Omit all images. Transcribe the rest of the material below exactly.

┏━━

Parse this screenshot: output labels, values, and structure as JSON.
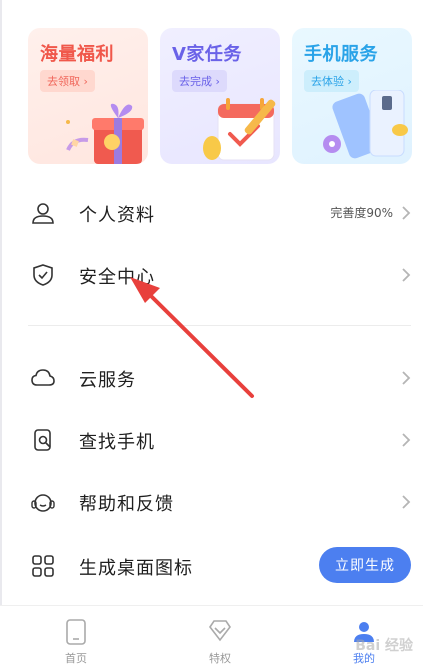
{
  "cards": [
    {
      "title": "海量福利",
      "action": "去领取 ›"
    },
    {
      "title": "V家任务",
      "action": "去完成 ›"
    },
    {
      "title": "手机服务",
      "action": "去体验 ›"
    }
  ],
  "menu": [
    {
      "label": "个人资料",
      "value": "完善度90%",
      "icon": "person-icon"
    },
    {
      "label": "安全中心",
      "icon": "shield-icon"
    },
    {
      "label": "云服务",
      "icon": "cloud-icon"
    },
    {
      "label": "查找手机",
      "icon": "find-phone-icon"
    },
    {
      "label": "帮助和反馈",
      "icon": "headset-icon"
    },
    {
      "label": "生成桌面图标",
      "button": "立即生成",
      "icon": "grid-icon"
    }
  ],
  "nav": [
    {
      "label": "首页",
      "icon": "phone-home-icon"
    },
    {
      "label": "特权",
      "icon": "diamond-icon"
    },
    {
      "label": "我的",
      "icon": "profile-icon"
    }
  ],
  "watermark": "Bai 经验",
  "colors": {
    "accent": "#4c7ff0",
    "arrow": "#e8403c"
  }
}
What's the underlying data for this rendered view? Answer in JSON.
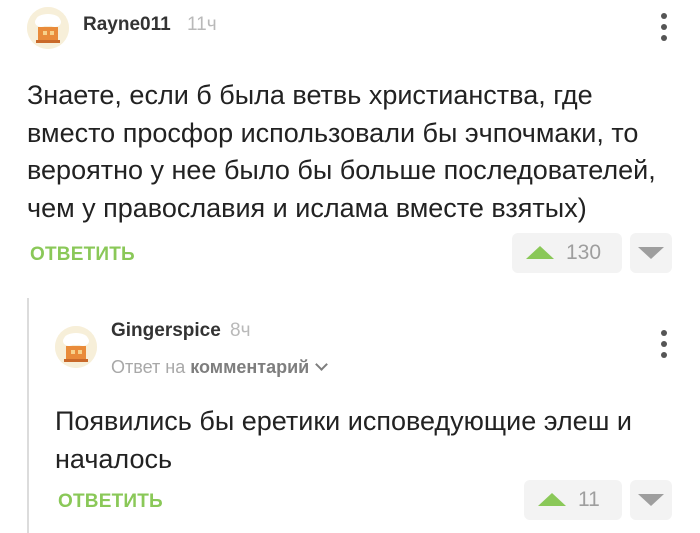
{
  "comments": [
    {
      "author": "Rayne011",
      "time": "11ч",
      "text": "Знаете, если б была ветвь христианства, где вместо просфор использовали бы эчпочмаки, то вероятно у нее было бы больше последователей, чем у православия и ислама вместе взятых)",
      "reply_label": "ОТВЕТИТЬ",
      "votes": "130"
    },
    {
      "author": "Gingerspice",
      "time": "8ч",
      "reply_prefix": "Ответ на",
      "reply_target": "комментарий",
      "text": "Появились бы еретики исповедующие элеш и началось",
      "reply_label": "ОТВЕТИТЬ",
      "votes": "11"
    }
  ],
  "colors": {
    "accent": "#8ac858",
    "muted": "#b9b9b9",
    "vote_bg": "#f3f3f3"
  },
  "icons": [
    "avatar-icon",
    "more-options-icon",
    "upvote-icon",
    "downvote-icon",
    "chevron-down-icon"
  ]
}
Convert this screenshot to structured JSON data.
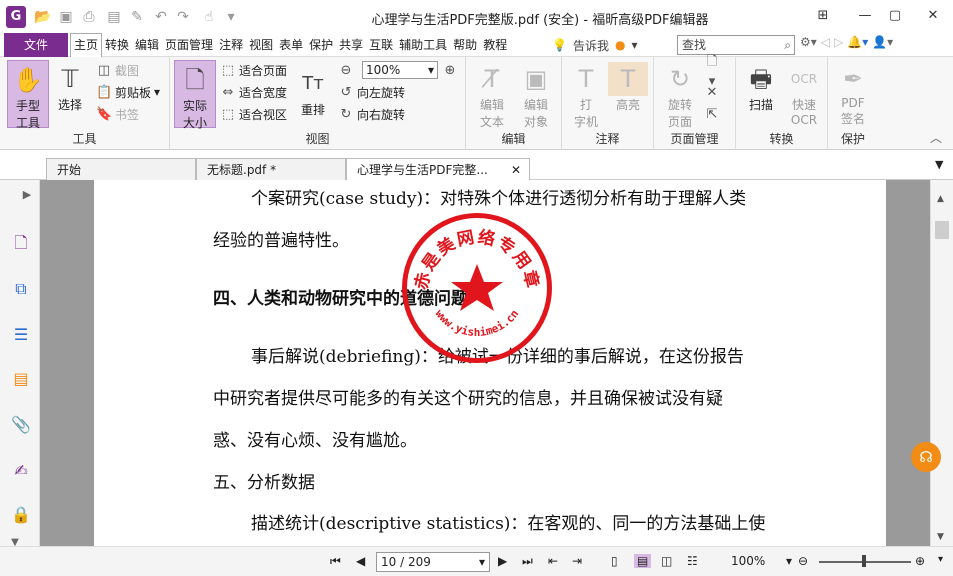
{
  "window": {
    "title": "心理学与生活PDF完整版.pdf (安全) - 福昕高级PDF编辑器"
  },
  "menu": {
    "file": "文件",
    "items": [
      "主页",
      "转换",
      "编辑",
      "页面管理",
      "注释",
      "视图",
      "表单",
      "保护",
      "共享",
      "互联",
      "辅助工具",
      "帮助",
      "教程"
    ],
    "tell_me": "告诉我",
    "search_placeholder": "查找"
  },
  "ribbon": {
    "tools": {
      "hand": "手型\n工具",
      "select": "选择",
      "screenshot": "截图",
      "clipboard": "剪贴板",
      "bookmark": "书签",
      "label": "工具"
    },
    "view": {
      "actual_size": "实际\n大小",
      "fit_page": "适合页面",
      "fit_width": "适合宽度",
      "fit_visible": "适合视区",
      "reflow": "重排",
      "zoom": "100%",
      "rotate_left": "向左旋转",
      "rotate_right": "向右旋转",
      "label": "视图"
    },
    "edit": {
      "edit_text": "编辑\n文本",
      "edit_object": "编辑\n对象",
      "label": "编辑"
    },
    "comment": {
      "typewriter": "打\n字机",
      "highlight": "高亮",
      "label": "注释"
    },
    "page_mgmt": {
      "rotate_page": "旋转\n页面",
      "label": "页面管理"
    },
    "convert": {
      "scan": "扫描",
      "quick_ocr": "快速\nOCR",
      "label": "转换"
    },
    "protect": {
      "pdf_sign": "PDF\n签名",
      "label": "保护"
    }
  },
  "tabs": [
    {
      "label": "开始"
    },
    {
      "label": "无标题.pdf *"
    },
    {
      "label": "心理学与生活PDF完整..."
    }
  ],
  "document": {
    "lines": [
      "个案研究(case study)：对特殊个体进行透彻分析有助于理解人类",
      "经验的普遍特性。",
      "四、人类和动物研究中的道德问题",
      "事后解说(debriefing)：给被试一份详细的事后解说，在这份报告",
      "中研究者提供尽可能多的有关这个研究的信息，并且确保被试没有疑",
      "惑、没有心烦、没有尴尬。",
      "五、分析数据",
      "描述统计(descriptive statistics)：在客观的、同一的方法基础上使"
    ],
    "seal_text": "赤是美网络专用章",
    "seal_url": "www.yishimei.cn"
  },
  "status": {
    "page": "10 / 209",
    "zoom": "100%"
  }
}
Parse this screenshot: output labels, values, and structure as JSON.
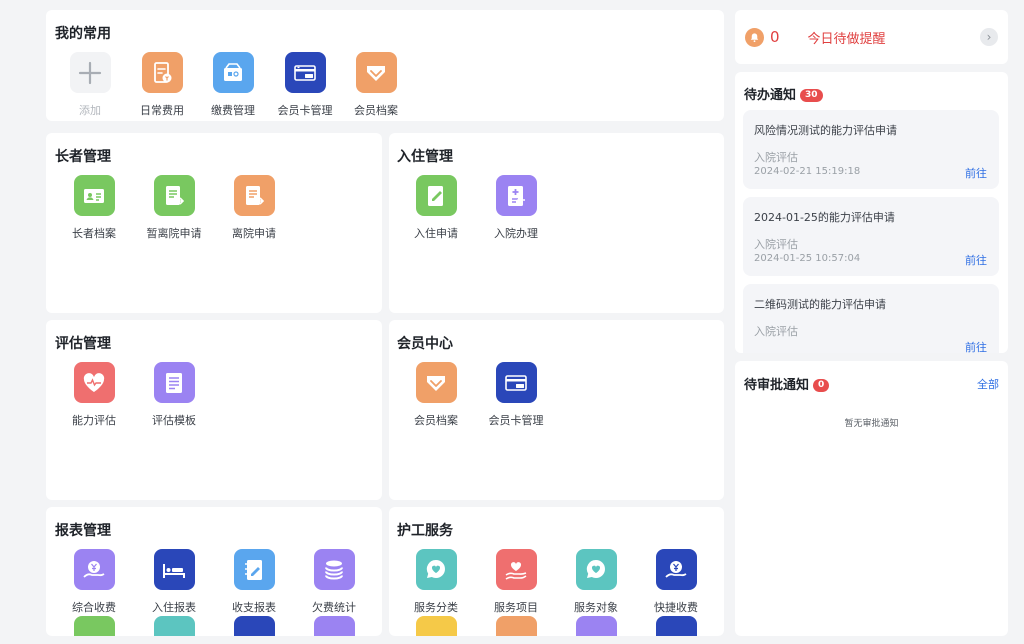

┗━━

• **Output for this task**
Parse this screenshot: output labels, values, and structure as JSON.
{
  "cards": [
    {
      "title": "海量福利",
      "action": "去领取 ›"
    },
    {
      "title": "V家任务",
      "action": "去完成 ›"
    },
    {
      "title": "手机服务",
      "action": "去体验 ›"
    }
  ],
  "menu": [
    {
      "label": "个人资料",
      "value": "完善度90%",
      "icon": "person-icon"
    },
    {
      "label": "安全中心",
      "icon": "shield-icon"
    },
    {
      "label": "云服务",
      "icon": "cloud-icon"
    },
    {
      "label": "查找手机",
      "icon": "find-phone-icon"
    },
    {
      "label": "帮助和反馈",
      "icon": "headset-icon"
    },
    {
      "label": "生成桌面图标",
      "button": "立即生成",
      "icon": "grid-icon"
    }
  ],
  "nav": [
    {
      "label": "首页",
      "icon": "phone-home-icon"
    },
    {
      "label": "特权",
      "icon": "diamond-icon"
    },
    {
      "label": "我的",
      "icon": "profile-icon"
    }
  ],
  "watermark": "Bai 经验",
  "colors": {
    "accent": "#4c7ff0",
    "arrow": "#e8403c"
  }
}
What's the underlying data for this rendered view? Answer in JSON.
{
  "comments": [
    {
      "author": "Rayne011",
      "time": "11ч",
      "text": "Знаете, если б была ветвь христианства, где вместо просфор использовали бы эчпочмаки, то вероятно у нее было бы больше последователей, чем у православия и ислама вместе взятых)",
      "reply_label": "ОТВЕТИТЬ",
      "votes": "130"
    },
    {
      "author": "Gingerspice",
      "time": "8ч",
      "reply_prefix": "Ответ на",
      "reply_target": "комментарий",
      "text": "Появились бы еретики исповедующие элеш и началось",
      "reply_label": "ОТВЕТИТЬ",
      "votes": "11"
    }
  ],
  "colors": {
    "accent": "#8ac858",
    "muted": "#b9b9b9",
    "vote_bg": "#f3f3f3"
  },
  "icons": [
    "avatar-icon",
    "more-options-icon",
    "upvote-icon",
    "downvote-icon",
    "chevron-down-icon"
  ]
}
Convert this screenshot to structured JSON data.
{
  "window": {
    "title": "心理学与生活PDF完整版.pdf (安全) - 福昕高级PDF编辑器"
  },
  "menu": {
    "file": "文件",
    "items": [
      "主页",
      "转换",
      "编辑",
      "页面管理",
      "注释",
      "视图",
      "表单",
      "保护",
      "共享",
      "互联",
      "辅助工具",
      "帮助",
      "教程"
    ],
    "tell_me": "告诉我",
    "search_placeholder": "查找"
  },
  "ribbon": {
    "tools": {
      "hand": "手型\n工具",
      "select": "选择",
      "screenshot": "截图",
      "clipboard": "剪贴板",
      "bookmark": "书签",
      "label": "工具"
    },
    "view": {
      "actual_size": "实际\n大小",
      "fit_page": "适合页面",
      "fit_width": "适合宽度",
      "fit_visible": "适合视区",
      "reflow": "重排",
      "zoom": "100%",
      "rotate_left": "向左旋转",
      "rotate_right": "向右旋转",
      "label": "视图"
    },
    "edit": {
      "edit_text": "编辑\n文本",
      "edit_object": "编辑\n对象",
      "label": "编辑"
    },
    "comment": {
      "typewriter": "打\n字机",
      "highlight": "高亮",
      "label": "注释"
    },
    "page_mgmt": {
      "rotate_page": "旋转\n页面",
      "label": "页面管理"
    },
    "convert": {
      "scan": "扫描",
      "quick_ocr": "快速\nOCR",
      "label": "转换"
    },
    "protect": {
      "pdf_sign": "PDF\n签名",
      "label": "保护"
    }
  },
  "tabs": [
    {
      "label": "开始"
    },
    {
      "label": "无标题.pdf *"
    },
    {
      "label": "心理学与生活PDF完整..."
    }
  ],
  "document": {
    "lines": [
      "个案研究(case study)：对特殊个体进行透彻分析有助于理解人类",
      "经验的普遍特性。",
      "四、人类和动物研究中的道德问题",
      "事后解说(debriefing)：给被试一份详细的事后解说，在这份报告",
      "中研究者提供尽可能多的有关这个研究的信息，并且确保被试没有疑",
      "惑、没有心烦、没有尴尬。",
      "五、分析数据",
      "描述统计(descriptive statistics)：在客观的、同一的方法基础上使"
    ],
    "seal_text": "赤是美网络专用章",
    "seal_url": "www.yishimei.cn"
  },
  "status": {
    "page": "10 / 209",
    "zoom": "100%"
  }
}
Parse this screenshot: output labels, values, and structure as JSON.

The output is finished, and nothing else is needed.